Omit every picture while repeating the entries exactly.

+ + +

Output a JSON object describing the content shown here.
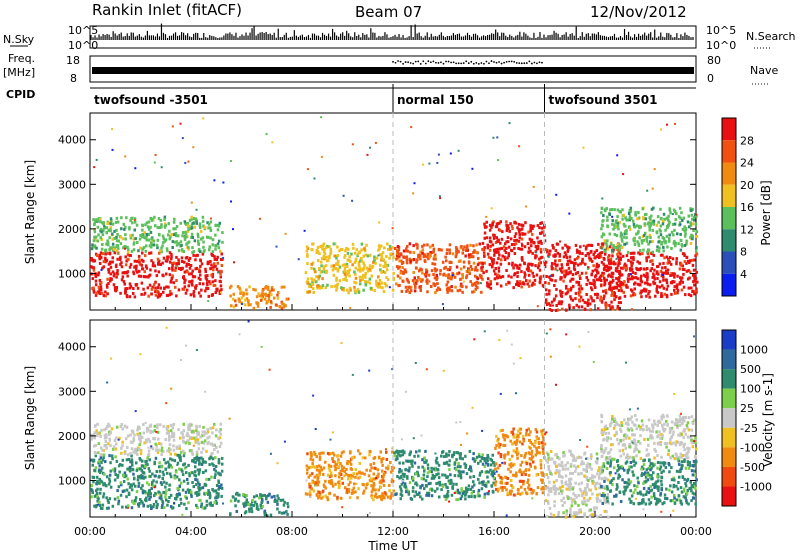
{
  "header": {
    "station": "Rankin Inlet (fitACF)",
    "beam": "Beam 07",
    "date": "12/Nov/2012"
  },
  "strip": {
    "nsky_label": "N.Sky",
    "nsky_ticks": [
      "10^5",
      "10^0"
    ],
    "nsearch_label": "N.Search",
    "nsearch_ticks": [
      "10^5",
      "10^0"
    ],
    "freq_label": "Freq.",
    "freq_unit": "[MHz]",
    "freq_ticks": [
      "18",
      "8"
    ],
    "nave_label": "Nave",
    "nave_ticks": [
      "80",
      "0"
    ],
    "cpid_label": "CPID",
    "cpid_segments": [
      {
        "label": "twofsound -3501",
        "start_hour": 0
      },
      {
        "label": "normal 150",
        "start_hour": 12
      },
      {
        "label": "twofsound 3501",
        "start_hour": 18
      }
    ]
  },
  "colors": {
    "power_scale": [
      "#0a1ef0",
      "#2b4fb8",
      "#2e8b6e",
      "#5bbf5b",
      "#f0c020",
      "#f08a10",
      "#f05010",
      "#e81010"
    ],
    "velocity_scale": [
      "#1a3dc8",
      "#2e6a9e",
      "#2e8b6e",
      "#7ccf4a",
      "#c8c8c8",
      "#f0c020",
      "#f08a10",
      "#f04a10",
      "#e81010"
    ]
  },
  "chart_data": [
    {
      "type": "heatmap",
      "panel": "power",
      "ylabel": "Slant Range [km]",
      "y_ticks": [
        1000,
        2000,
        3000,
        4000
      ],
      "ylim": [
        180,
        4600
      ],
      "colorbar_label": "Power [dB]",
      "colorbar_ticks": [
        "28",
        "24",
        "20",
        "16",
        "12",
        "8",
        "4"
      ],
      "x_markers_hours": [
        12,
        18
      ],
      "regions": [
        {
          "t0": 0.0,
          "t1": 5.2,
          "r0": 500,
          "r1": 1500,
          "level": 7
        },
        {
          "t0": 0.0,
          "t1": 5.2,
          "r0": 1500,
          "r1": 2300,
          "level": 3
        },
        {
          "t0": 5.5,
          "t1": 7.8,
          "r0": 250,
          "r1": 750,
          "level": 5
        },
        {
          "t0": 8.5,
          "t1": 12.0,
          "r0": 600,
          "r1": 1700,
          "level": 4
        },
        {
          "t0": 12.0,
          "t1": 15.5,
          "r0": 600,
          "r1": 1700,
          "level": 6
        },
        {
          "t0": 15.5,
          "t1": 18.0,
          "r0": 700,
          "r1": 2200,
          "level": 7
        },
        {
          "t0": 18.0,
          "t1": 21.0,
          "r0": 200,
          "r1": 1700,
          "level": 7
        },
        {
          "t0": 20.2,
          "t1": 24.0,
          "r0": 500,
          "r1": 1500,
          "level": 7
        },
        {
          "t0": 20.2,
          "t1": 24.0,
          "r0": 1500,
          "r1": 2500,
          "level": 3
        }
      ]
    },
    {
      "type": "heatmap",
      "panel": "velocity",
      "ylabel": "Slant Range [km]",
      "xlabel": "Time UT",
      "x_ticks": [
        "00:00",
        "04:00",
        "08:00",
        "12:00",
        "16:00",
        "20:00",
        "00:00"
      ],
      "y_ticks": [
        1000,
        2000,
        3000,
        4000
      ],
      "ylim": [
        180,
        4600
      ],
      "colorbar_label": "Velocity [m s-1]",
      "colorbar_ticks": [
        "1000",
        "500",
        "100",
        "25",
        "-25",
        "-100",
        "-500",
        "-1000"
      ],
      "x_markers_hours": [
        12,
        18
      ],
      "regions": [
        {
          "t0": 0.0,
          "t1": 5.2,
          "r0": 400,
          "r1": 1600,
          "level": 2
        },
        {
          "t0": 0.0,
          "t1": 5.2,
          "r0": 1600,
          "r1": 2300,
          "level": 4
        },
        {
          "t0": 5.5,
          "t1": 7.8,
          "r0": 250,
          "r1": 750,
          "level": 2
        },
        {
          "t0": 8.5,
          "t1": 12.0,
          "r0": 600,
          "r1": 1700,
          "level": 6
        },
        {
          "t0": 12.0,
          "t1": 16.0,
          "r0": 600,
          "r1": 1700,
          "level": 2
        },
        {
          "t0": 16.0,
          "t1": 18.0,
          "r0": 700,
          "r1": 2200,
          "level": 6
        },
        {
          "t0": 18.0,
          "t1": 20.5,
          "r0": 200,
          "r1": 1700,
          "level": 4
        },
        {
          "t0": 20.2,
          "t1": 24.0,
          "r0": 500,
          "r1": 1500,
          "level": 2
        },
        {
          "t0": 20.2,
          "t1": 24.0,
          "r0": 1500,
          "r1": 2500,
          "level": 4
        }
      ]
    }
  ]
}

+ + +

Task output »
Output a JSON object describing the content shown here.
{
  "header": {
    "station": "Rankin Inlet (fitACF)",
    "beam": "Beam 07",
    "date": "12/Nov/2012"
  },
  "strip": {
    "nsky_label": "N.Sky",
    "nsky_ticks": [
      "10^5",
      "10^0"
    ],
    "nsearch_label": "N.Search",
    "nsearch_ticks": [
      "10^5",
      "10^0"
    ],
    "freq_label": "Freq.",
    "freq_unit": "[MHz]",
    "freq_ticks": [
      "18",
      "8"
    ],
    "nave_label": "Nave",
    "nave_ticks": [
      "80",
      "0"
    ],
    "cpid_label": "CPID",
    "cpid_segments": [
      {
        "label": "twofsound -3501",
        "start_hour": 0
      },
      {
        "label": "normal 150",
        "start_hour": 12
      },
      {
        "label": "twofsound 3501",
        "start_hour": 18
      }
    ]
  },
  "colors": {
    "power_scale": [
      "#0a1ef0",
      "#2b4fb8",
      "#2e8b6e",
      "#5bbf5b",
      "#f0c020",
      "#f08a10",
      "#f05010",
      "#e81010"
    ],
    "velocity_scale": [
      "#1a3dc8",
      "#2e6a9e",
      "#2e8b6e",
      "#7ccf4a",
      "#c8c8c8",
      "#f0c020",
      "#f08a10",
      "#f04a10",
      "#e81010"
    ]
  },
  "chart_data": [
    {
      "type": "heatmap",
      "panel": "power",
      "ylabel": "Slant Range [km]",
      "y_ticks": [
        1000,
        2000,
        3000,
        4000
      ],
      "ylim": [
        180,
        4600
      ],
      "colorbar_label": "Power [dB]",
      "colorbar_ticks": [
        "28",
        "24",
        "20",
        "16",
        "12",
        "8",
        "4"
      ],
      "x_markers_hours": [
        12,
        18
      ],
      "regions": [
        {
          "t0": 0.0,
          "t1": 5.2,
          "r0": 500,
          "r1": 1500,
          "level": 7
        },
        {
          "t0": 0.0,
          "t1": 5.2,
          "r0": 1500,
          "r1": 2300,
          "level": 3
        },
        {
          "t0": 5.5,
          "t1": 7.8,
          "r0": 250,
          "r1": 750,
          "level": 5
        },
        {
          "t0": 8.5,
          "t1": 12.0,
          "r0": 600,
          "r1": 1700,
          "level": 4
        },
        {
          "t0": 12.0,
          "t1": 15.5,
          "r0": 600,
          "r1": 1700,
          "level": 6
        },
        {
          "t0": 15.5,
          "t1": 18.0,
          "r0": 700,
          "r1": 2200,
          "level": 7
        },
        {
          "t0": 18.0,
          "t1": 21.0,
          "r0": 200,
          "r1": 1700,
          "level": 7
        },
        {
          "t0": 20.2,
          "t1": 24.0,
          "r0": 500,
          "r1": 1500,
          "level": 7
        },
        {
          "t0": 20.2,
          "t1": 24.0,
          "r0": 1500,
          "r1": 2500,
          "level": 3
        }
      ]
    },
    {
      "type": "heatmap",
      "panel": "velocity",
      "ylabel": "Slant Range [km]",
      "xlabel": "Time UT",
      "x_ticks": [
        "00:00",
        "04:00",
        "08:00",
        "12:00",
        "16:00",
        "20:00",
        "00:00"
      ],
      "y_ticks": [
        1000,
        2000,
        3000,
        4000
      ],
      "ylim": [
        180,
        4600
      ],
      "colorbar_label": "Velocity [m s-1]",
      "colorbar_ticks": [
        "1000",
        "500",
        "100",
        "25",
        "-25",
        "-100",
        "-500",
        "-1000"
      ],
      "x_markers_hours": [
        12,
        18
      ],
      "regions": [
        {
          "t0": 0.0,
          "t1": 5.2,
          "r0": 400,
          "r1": 1600,
          "level": 2
        },
        {
          "t0": 0.0,
          "t1": 5.2,
          "r0": 1600,
          "r1": 2300,
          "level": 4
        },
        {
          "t0": 5.5,
          "t1": 7.8,
          "r0": 250,
          "r1": 750,
          "level": 2
        },
        {
          "t0": 8.5,
          "t1": 12.0,
          "r0": 600,
          "r1": 1700,
          "level": 6
        },
        {
          "t0": 12.0,
          "t1": 16.0,
          "r0": 600,
          "r1": 1700,
          "level": 2
        },
        {
          "t0": 16.0,
          "t1": 18.0,
          "r0": 700,
          "r1": 2200,
          "level": 6
        },
        {
          "t0": 18.0,
          "t1": 20.5,
          "r0": 200,
          "r1": 1700,
          "level": 4
        },
        {
          "t0": 20.2,
          "t1": 24.0,
          "r0": 500,
          "r1": 1500,
          "level": 2
        },
        {
          "t0": 20.2,
          "t1": 24.0,
          "r0": 1500,
          "r1": 2500,
          "level": 4
        }
      ]
    }
  ]
}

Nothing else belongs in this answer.